> Task directions
Among the entries below, find how many lines carry the word "vellum" and state only that figure.

Extracted records
<<<<

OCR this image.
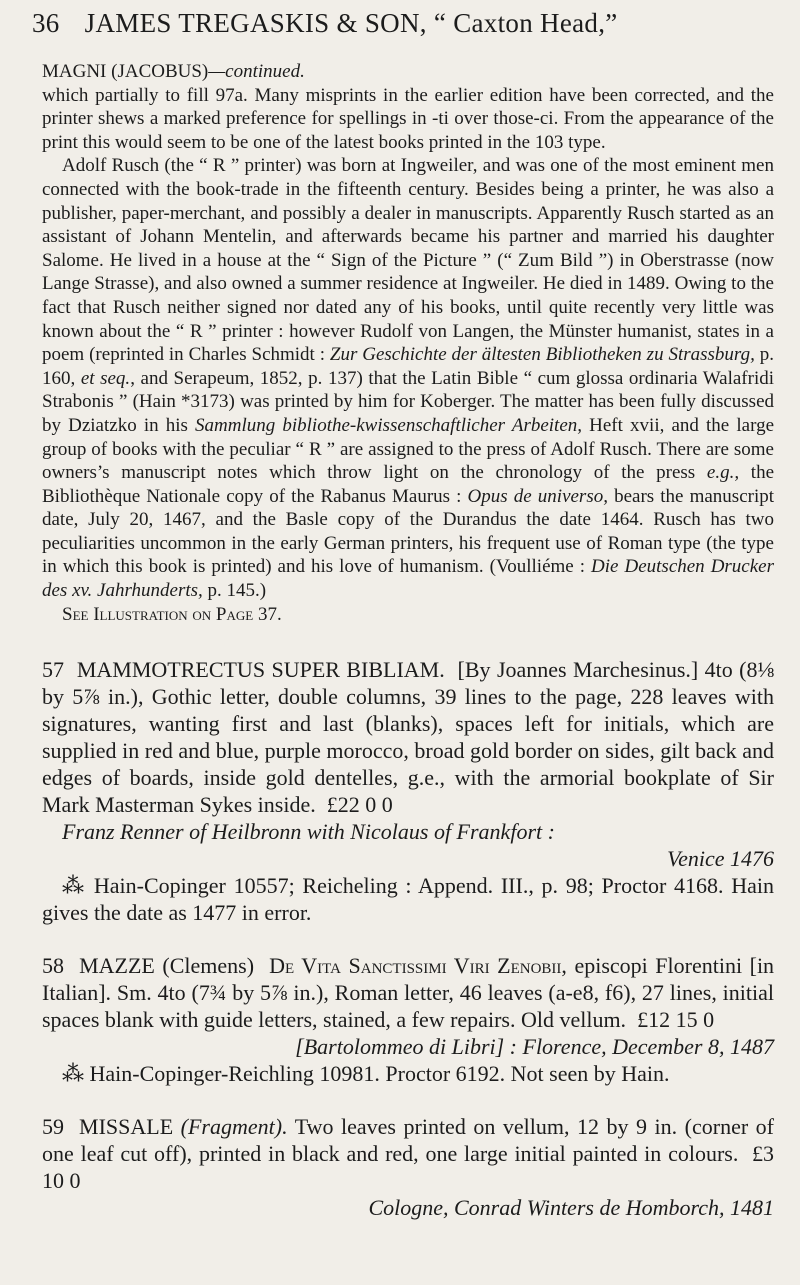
36 JAMES TREGASKIS & SON, “ Caxton Head,”

MAGNI (JACOBUS)—continued.
which partially to fill 97a. Many misprints in the earlier edition have been corrected, and the printer shews a marked preference for spellings in -ti over those-ci. From the appearance of the print this would seem to be one of the latest books printed in the 103 type.

Adolf Rusch (the “ R ” printer) was born at Ingweiler, and was one of the most eminent men connected with the book-trade in the fifteenth century. Besides being a printer, he was also a publisher, paper-merchant, and possibly a dealer in manuscripts. Apparently Rusch started as an assistant of Johann Mentelin, and afterwards became his partner and married his daughter Salome. He lived in a house at the “ Sign of the Picture ” (“ Zum Bild ”) in Oberstrasse (now Lange Strasse), and also owned a summer residence at Ingweiler. He died in 1489. Owing to the fact that Rusch neither signed nor dated any of his books, until quite recently very little was known about the “ R ” printer : however Rudolf von Langen, the Münster humanist, states in a poem (reprinted in Charles Schmidt : Zur Geschichte der ältesten Bibliotheken zu Strassburg, p. 160, et seq., and Serapeum, 1852, p. 137) that the Latin Bible “ cum glossa ordinaria Walafridi Strabonis ” (Hain *3173) was printed by him for Koberger. The matter has been fully discussed by Dziatzko in his Sammlung bibliothe-kwissenschaftlicher Arbeiten, Heft xvii, and the large group of books with the peculiar “ R ” are assigned to the press of Adolf Rusch. There are some owners’s manuscript notes which throw light on the chronology of the press e.g., the Bibliothèque Nationale copy of the Rabanus Maurus : Opus de universo, bears the manuscript date, July 20, 1467, and the Basle copy of the Durandus the date 1464. Rusch has two peculiarities uncommon in the early German printers, his frequent use of Roman type (the type in which this book is printed) and his love of humanism. (Voulliéme : Die Deutschen Drucker des xv. Jahrhunderts, p. 145.)

See Illustration on Page 37.

57 MAMMOTRECTUS SUPER BIBLIAM. [By Joannes Marchesinus.] 4to (8⅛ by 5⅞ in.), Gothic letter, double columns, 39 lines to the page, 228 leaves with signatures, wanting first and last (blanks), spaces left for initials, which are supplied in red and blue, purple morocco, broad gold border on sides, gilt back and edges of boards, inside gold dentelles, g.e., with the armorial bookplate of Sir Mark Masterman Sykes inside. £22 0 0

Franz Renner of Heilbronn with Nicolaus of Frankfort :

Venice 1476

⁂ Hain-Copinger 10557; Reicheling : Append. III., p. 98; Proctor 4168. Hain gives the date as 1477 in error.

58 MAZZE (Clemens) De Vita Sanctissimi Viri Zenobii, episcopi Florentini [in Italian]. Sm. 4to (7¾ by 5⅞ in.), Roman letter, 46 leaves (a-e8, f6), 27 lines, initial spaces blank with guide letters, stained, a few repairs. Old vellum. £12 15 0

[Bartolommeo di Libri] : Florence, December 8, 1487

⁂ Hain-Copinger-Reichling 10981. Proctor 6192. Not seen by Hain.

59 MISSALE (Fragment). Two leaves printed on vellum, 12 by 9 in. (corner of one leaf cut off), printed in black and red, one large initial painted in colours. £3 10 0

Cologne, Conrad Winters de Homborch, 1481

>>>>

> Expected answer
2